==== Task input

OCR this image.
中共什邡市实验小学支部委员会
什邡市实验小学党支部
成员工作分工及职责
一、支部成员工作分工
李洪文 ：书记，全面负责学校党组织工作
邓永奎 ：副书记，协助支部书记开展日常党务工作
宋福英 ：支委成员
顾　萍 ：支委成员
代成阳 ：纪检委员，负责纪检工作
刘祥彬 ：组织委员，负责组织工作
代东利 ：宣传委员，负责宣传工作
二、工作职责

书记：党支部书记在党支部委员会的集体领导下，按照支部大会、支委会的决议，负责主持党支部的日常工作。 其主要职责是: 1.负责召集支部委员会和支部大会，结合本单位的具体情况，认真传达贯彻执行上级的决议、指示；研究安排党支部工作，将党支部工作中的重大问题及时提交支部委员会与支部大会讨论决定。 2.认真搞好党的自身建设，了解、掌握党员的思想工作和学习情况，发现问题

========

• **Instructions to follow**:
Extract every line above exactly as it stands.

• **Task answer**:
OCR this image.
中共什邡市实验小学支部委员会
什邡市实验小学党支部
成员工作分工及职责
一、支部成员工作分工
李洪文 ：书记，全面负责学校党组织工作
邓永奎 ：副书记，协助支部书记开展日常党务工作
宋福英 ：支委成员
顾　萍 ：支委成员
代成阳 ：纪检委员，负责纪检工作
刘祥彬 ：组织委员，负责组织工作
代东利 ：宣传委员，负责宣传工作
二、工作职责

书记：党支部书记在党支部委员会的集体领导下，按照支部大会、支委会的决议，负责主持党支部的日常工作。 其主要职责是: 1.负责召集支部委员会和支部大会，结合本单位的具体情况，认真传达贯彻执行上级的决议、指示；研究安排党支部工作，将党支部工作中的重大问题及时提交支部委员会与支部大会讨论决定。 2.认真搞好党的自身建设，了解、掌握党员的思想工作和学习情况，发现问题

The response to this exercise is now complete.